[A run of records]
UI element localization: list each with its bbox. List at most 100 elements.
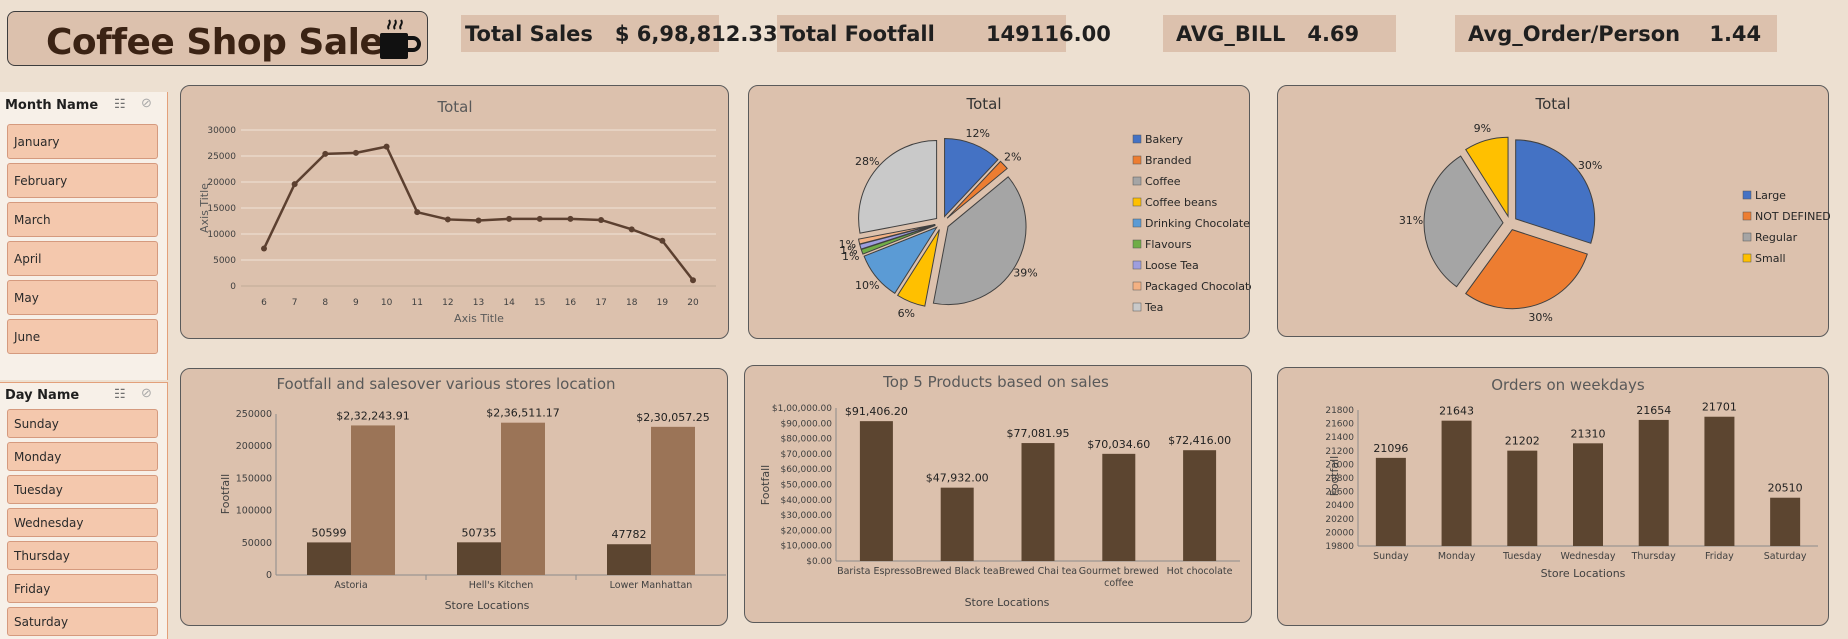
slice-label: 28% — [855, 155, 879, 168]
slicer-item-march[interactable]: March — [7, 202, 158, 237]
slicer-item-june[interactable]: June — [7, 319, 158, 354]
slicer-item-sunday[interactable]: Sunday — [7, 409, 158, 438]
chart-title: Total — [436, 98, 472, 116]
data-point — [628, 226, 635, 233]
legend-label: Coffee beans — [1145, 196, 1217, 209]
chart-title: Footfall and salesover various stores lo… — [276, 375, 615, 393]
slicer-item-friday[interactable]: Friday — [7, 574, 158, 603]
data-label: $91,406.20 — [845, 405, 908, 418]
y-tick-label: $80,000.00 — [780, 435, 832, 445]
x-tick-label: 12 — [442, 298, 453, 308]
x-tick-label: Hell's Kitchen — [469, 580, 534, 591]
bar-wednesday — [1573, 443, 1603, 546]
kpi-avg-order-person: Avg_Order/Person 1.44 — [1455, 15, 1777, 52]
x-axis-title: Store Locations — [1541, 567, 1626, 580]
x-tick-label: Tuesday — [1502, 551, 1542, 562]
legend-label: Drinking Chocolate — [1145, 217, 1250, 230]
data-point — [598, 216, 605, 223]
month-slicer-header: Month Name — [5, 98, 99, 113]
data-label: 21310 — [1571, 427, 1606, 440]
y-axis-title: Footfall — [219, 474, 232, 514]
day-slicer-header: Day Name — [5, 388, 80, 403]
slice-label: 2% — [1004, 151, 1021, 164]
y-tick-label: 10000 — [207, 230, 236, 240]
kpi-avg-bill: AVG_BILL 4.69 — [1163, 15, 1396, 52]
bar-hell-s-kitchen — [457, 542, 501, 575]
bar-gourmet-brewed-coffee — [1102, 453, 1136, 561]
y-tick-label: 200000 — [236, 441, 272, 452]
chart-title: Orders on weekdays — [1491, 376, 1645, 394]
slicer-item-monday[interactable]: Monday — [7, 442, 158, 471]
pie-slice-coffee — [932, 176, 1027, 306]
y-tick-label: $30,000.00 — [780, 511, 832, 521]
slicer-item-january[interactable]: January — [7, 124, 158, 159]
pie-slice-packaged-chocolate — [857, 224, 936, 245]
slice-label: 30% — [1528, 311, 1552, 324]
data-label: 21643 — [1439, 405, 1474, 418]
legend-swatch — [1132, 281, 1142, 291]
bar-lower-manhattan — [651, 426, 695, 575]
x-tick-label: 11 — [411, 298, 422, 308]
y-tick-label: $60,000.00 — [780, 465, 832, 475]
data-point — [383, 143, 390, 150]
y-tick-label: 20000 — [207, 178, 236, 188]
bar-saturday — [1770, 497, 1801, 546]
slice-label: 39% — [1013, 266, 1037, 279]
bar-tuesday — [1507, 450, 1538, 546]
x-tick-label: coffee — [1104, 578, 1133, 589]
y-tick-label: 0 — [266, 570, 272, 581]
x-tick-label: 13 — [473, 298, 484, 308]
data-point — [444, 216, 451, 223]
slicer-item-tuesday[interactable]: Tuesday — [7, 475, 158, 504]
bar-astoria — [351, 425, 395, 575]
x-tick-label: 19 — [657, 298, 669, 308]
pie-slice-coffee-beans — [896, 229, 940, 307]
chart-title: Total — [1534, 95, 1570, 113]
x-tick-label: 14 — [503, 298, 515, 308]
slice-label: 30% — [1578, 159, 1602, 172]
y-tick-label: $50,000.00 — [780, 481, 832, 491]
legend-swatch — [1742, 211, 1752, 221]
data-label: 50735 — [462, 526, 497, 539]
x-tick-label: Astoria — [334, 580, 367, 591]
data-point — [690, 277, 696, 284]
pie-slice-regular — [1423, 155, 1504, 288]
clear-filter-icon[interactable]: ⊘ — [141, 385, 152, 400]
pie-slice-branded — [946, 160, 1008, 219]
bar-friday — [1704, 416, 1735, 546]
multi-select-icon[interactable]: ☷ — [114, 386, 126, 401]
slice-label: 10% — [855, 279, 879, 292]
x-tick-label: Friday — [1705, 551, 1734, 562]
data-label: 21654 — [1636, 404, 1671, 417]
pie-slice-bakery — [944, 137, 999, 218]
x-tick-label: Hot chocolate — [1167, 566, 1233, 577]
legend-label: Regular — [1755, 231, 1798, 244]
x-tick-label: Sunday — [1373, 551, 1409, 562]
slicer-item-wednesday[interactable]: Wednesday — [7, 508, 158, 537]
data-point — [475, 217, 482, 224]
weekday-orders-bar-chart: Orders on weekdays 19800 20000 20200 20400 20… — [1277, 367, 1829, 626]
y-tick-label: 21000 — [1325, 460, 1354, 470]
multi-select-icon[interactable]: ☷ — [114, 96, 126, 111]
x-tick-label: Barista Espresso — [837, 566, 916, 577]
slicer-item-february[interactable]: February — [7, 163, 158, 198]
x-tick-label: Wednesday — [1560, 551, 1615, 562]
slicer-item-thursday[interactable]: Thursday — [7, 541, 158, 570]
y-axis-title: Footfall — [759, 465, 772, 505]
data-label: $2,30,057.25 — [636, 411, 709, 424]
y-tick-label: 150000 — [236, 473, 272, 484]
data-label: 20510 — [1768, 482, 1803, 495]
data-point — [414, 209, 421, 216]
data-label: $77,081.95 — [1007, 427, 1070, 440]
x-tick-label: Saturday — [1764, 551, 1807, 562]
slicer-item-april[interactable]: April — [7, 241, 158, 276]
bar-hot-chocolate — [1183, 450, 1217, 561]
slicer-item-may[interactable]: May — [7, 280, 158, 315]
x-tick-label: 6 — [261, 298, 267, 308]
slicer-item-saturday[interactable]: Saturday — [7, 607, 158, 636]
legend-label: Packaged Chocolate — [1145, 280, 1251, 293]
y-tick-label: 20800 — [1325, 474, 1354, 484]
legend-swatch — [1132, 155, 1142, 165]
clear-filter-icon[interactable]: ⊘ — [141, 95, 152, 110]
legend-swatch — [1132, 134, 1142, 144]
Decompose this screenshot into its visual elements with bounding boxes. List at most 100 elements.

Given problem: Please copy the items starting at the line that has "slice-label: 28% — [855, 155, 879, 168]" and ending after the line that has "x-tick-label: Tuesday —".

Exercise answer:
slice-label: 28% — [855, 155, 879, 168]
slicer-item-march[interactable]: March — [7, 202, 158, 237]
slicer-item-june[interactable]: June — [7, 319, 158, 354]
slicer-item-sunday[interactable]: Sunday — [7, 409, 158, 438]
chart-title: Total — [436, 98, 472, 116]
data-point — [628, 226, 635, 233]
legend-label: Coffee beans — [1145, 196, 1217, 209]
chart-title: Footfall and salesover various stores lo… — [276, 375, 615, 393]
slicer-item-friday[interactable]: Friday — [7, 574, 158, 603]
data-label: $91,406.20 — [845, 405, 908, 418]
y-tick-label: $80,000.00 — [780, 435, 832, 445]
x-tick-label: 12 — [442, 298, 453, 308]
x-tick-label: Hell's Kitchen — [469, 580, 534, 591]
bar-wednesday — [1573, 443, 1603, 546]
kpi-avg-order-person: Avg_Order/Person 1.44 — [1455, 15, 1777, 52]
x-axis-title: Store Locations — [1541, 567, 1626, 580]
x-tick-label: Tuesday — [1502, 551, 1542, 562]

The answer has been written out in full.